Passage provided
+++++

# Online English teaching to Chinese students



## craig5977 (May 4, 2018)

I have been researching this option as something to do a few hours a week. I taught in Singapore for two years before and enjoyed it very much. I am moving from USA to Philippines at the end of the year to live with my fiancee and eventually get married.

I have looked at older posts but am not having much luck searching for the correct answer and thought maybe someone here can enlighten me please. Does a person need a work permit to teach online to students in other countries?

Just something I was thinking of as a way to pass the time and I really do miss working with younger students. Thanks for any help or advice.

Have a nice day.
Craig


----------



## Asian Spirit (Mar 1, 2010)

Technically anything that you do while inside the country that earns/pays money is considered working and thus illegal. If caught somehow you would be arrested and deported. A work permit visa for such activity is not available so far as I am aware. Extreme caution is advised.


----------



## Manitoba (Jun 25, 2014)

If only for something to pass the time and not for the income, could you volunteer to teach English to Philippine students?

Perhaps help out at a local school? That way you would be active, not run afoul of immigration regulations and help build bridges between the Philippine and foreign communities here?

It is something I have been considering, not to younger students but at the university level, help engineering students perfect their English skills.


----------



## Asian Spirit (Mar 1, 2010)

Manitoba said:


> If only for something to pass the time and not for the income, could you volunteer to teach English to Philippine students?

+++++

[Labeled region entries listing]
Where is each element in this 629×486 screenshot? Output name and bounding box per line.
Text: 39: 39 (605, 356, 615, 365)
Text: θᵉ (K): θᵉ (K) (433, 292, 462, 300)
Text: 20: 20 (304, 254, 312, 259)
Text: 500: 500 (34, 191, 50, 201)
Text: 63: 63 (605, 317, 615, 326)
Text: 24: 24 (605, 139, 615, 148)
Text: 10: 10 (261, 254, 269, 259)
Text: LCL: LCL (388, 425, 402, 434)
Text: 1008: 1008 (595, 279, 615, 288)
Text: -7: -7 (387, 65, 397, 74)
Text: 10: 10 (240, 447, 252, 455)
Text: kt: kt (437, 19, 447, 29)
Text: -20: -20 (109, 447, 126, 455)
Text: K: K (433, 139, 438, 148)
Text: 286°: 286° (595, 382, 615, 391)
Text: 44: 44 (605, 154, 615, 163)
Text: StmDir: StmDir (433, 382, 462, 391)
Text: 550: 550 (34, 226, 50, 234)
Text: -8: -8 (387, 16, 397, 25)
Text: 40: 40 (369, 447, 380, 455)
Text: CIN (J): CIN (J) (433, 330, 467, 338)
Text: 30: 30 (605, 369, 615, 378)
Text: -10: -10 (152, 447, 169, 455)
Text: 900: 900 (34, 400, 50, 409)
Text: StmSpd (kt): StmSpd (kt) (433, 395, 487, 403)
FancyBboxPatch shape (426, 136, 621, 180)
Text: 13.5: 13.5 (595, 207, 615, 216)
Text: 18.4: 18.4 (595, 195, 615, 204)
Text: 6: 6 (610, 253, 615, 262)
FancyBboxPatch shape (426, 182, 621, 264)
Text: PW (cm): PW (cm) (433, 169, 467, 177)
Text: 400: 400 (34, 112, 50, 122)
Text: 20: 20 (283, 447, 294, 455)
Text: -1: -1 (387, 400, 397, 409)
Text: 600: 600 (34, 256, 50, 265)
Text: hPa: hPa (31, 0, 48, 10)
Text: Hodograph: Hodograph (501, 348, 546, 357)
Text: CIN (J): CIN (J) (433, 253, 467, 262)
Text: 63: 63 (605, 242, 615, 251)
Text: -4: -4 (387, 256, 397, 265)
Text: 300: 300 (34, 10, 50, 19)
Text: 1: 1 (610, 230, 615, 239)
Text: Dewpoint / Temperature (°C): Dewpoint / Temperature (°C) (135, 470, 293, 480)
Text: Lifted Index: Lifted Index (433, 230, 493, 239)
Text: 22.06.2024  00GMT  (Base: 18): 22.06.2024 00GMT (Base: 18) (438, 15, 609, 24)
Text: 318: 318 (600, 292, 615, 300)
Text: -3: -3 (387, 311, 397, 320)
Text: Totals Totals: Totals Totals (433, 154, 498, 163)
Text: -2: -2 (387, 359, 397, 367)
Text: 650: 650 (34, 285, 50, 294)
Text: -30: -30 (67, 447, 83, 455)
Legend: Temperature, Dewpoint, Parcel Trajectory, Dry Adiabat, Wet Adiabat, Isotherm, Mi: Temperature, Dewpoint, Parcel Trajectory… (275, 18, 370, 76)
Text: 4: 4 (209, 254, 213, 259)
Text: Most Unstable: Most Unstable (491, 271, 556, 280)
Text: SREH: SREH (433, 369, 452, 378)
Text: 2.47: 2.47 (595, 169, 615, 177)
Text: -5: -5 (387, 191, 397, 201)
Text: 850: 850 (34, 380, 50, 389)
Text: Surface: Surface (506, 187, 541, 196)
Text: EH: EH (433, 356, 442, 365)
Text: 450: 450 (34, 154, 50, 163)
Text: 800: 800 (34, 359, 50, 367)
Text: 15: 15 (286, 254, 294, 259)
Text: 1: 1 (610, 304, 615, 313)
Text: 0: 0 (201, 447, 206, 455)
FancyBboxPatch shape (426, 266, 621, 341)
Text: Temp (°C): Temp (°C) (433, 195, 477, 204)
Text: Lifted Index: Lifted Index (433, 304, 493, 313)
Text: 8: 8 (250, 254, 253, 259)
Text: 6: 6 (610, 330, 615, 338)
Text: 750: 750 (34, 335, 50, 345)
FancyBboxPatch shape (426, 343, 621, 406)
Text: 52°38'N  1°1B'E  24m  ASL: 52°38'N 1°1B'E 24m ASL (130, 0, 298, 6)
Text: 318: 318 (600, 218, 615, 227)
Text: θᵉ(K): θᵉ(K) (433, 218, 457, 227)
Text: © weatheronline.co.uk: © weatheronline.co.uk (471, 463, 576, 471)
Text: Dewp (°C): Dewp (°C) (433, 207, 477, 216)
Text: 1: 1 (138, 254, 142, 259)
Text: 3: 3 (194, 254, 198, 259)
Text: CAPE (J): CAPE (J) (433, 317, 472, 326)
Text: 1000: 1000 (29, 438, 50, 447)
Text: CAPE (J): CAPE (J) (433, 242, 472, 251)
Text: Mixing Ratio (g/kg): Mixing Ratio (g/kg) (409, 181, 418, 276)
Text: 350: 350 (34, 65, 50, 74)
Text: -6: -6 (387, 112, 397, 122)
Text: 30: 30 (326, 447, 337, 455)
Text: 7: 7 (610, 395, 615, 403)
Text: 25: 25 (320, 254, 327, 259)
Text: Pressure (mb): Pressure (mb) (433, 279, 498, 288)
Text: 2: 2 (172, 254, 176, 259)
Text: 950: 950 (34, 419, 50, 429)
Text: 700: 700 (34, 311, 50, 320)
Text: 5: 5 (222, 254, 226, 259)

+++++

Tasks for this exercise
**1.** From the forum thread on online English teaching, extract the part that opens with the words containing "## Manitoba (Jun" and closes with "their English skills.".
**2.** Answer these questions using the forum thread on online English teaching, please:
(a) Where did craig5977 teach before, and for how long?
(b) According to Asian Spirit, what would happen to someone caught earning money while inside the country?
(c) Which students does Manitoba consider helping?
**3.** Carry on the forum thread on online English teaching from its last line, writing what comes next.

Task-by-task answers
**1.**
## Manitoba (Jun 25, 2014)

If only for something to pass the time and not for the income, could you volunteer to teach English to Philippine students?

Perhaps help out at a local school? That way you would be active, not run afoul of immigration regulations and help build bridges between the Philippine and foreign communities here?

It is something I have been considering, not to younger students but at the university level, help engineering students perfect their English skills.

**2.**
(a) In Singapore, for two years.
(b) They would be arrested and deported.
(c) Engineering students at the university level, helping them perfect their English skills.

**3.**
> 
> Perhaps help out at a local school? That way you would be active, not run afoul of immigration regulations and help build bridges between the Philippine and foreign communities here?
> 
> It is something I have been considering, not to younger students but at the university level, help engineering students perfect their English skills.


I have often thought about that very thing but have not acted on the idea. The very best option for anyone considering this would be to get a "legal" opinion from Philippine immigration officials. Even with that there could be problems where one person interprets the law one way and another person in a different way. A good example of this is in banking here. Some bank managers absolutely require a immigration ACR card to open an account while another manager at a different back understands the law differently and allows an account to be opened without the card. 
The Philippines is truly a land of contradictions to the point it might not be worth the risk. I for one love my family and living here too much to risk it doing or trying anything that could be questionable.


----------



## craig5977 (May 4, 2018)

Thanks for the advice, it is greatly appreciated, I had not thought about the volunteering idea but sounds like a good option to pursue.


----------



## Zep (Jun 8, 2017)

lost_lyn said:


> Don't you need internet to do things online


What is your point to this comment and all the other posts you have made?


----------



## Gary D (Oct 28, 2013)

Volunteering can also be illegal so great caution is needed. If you are doing a task for free that a citizen could be paid to do you could be in big trouble.


----------



## mogo51 (Jun 11, 2011)

Asian Spirit said:


> Technically anything that you do while inside the country that earns/pays money is considered working and thus illegal. If caught somehow you would be arrested and deported. A work permit visa for such activity is not available so far as I am aware. Extreme caution is advised.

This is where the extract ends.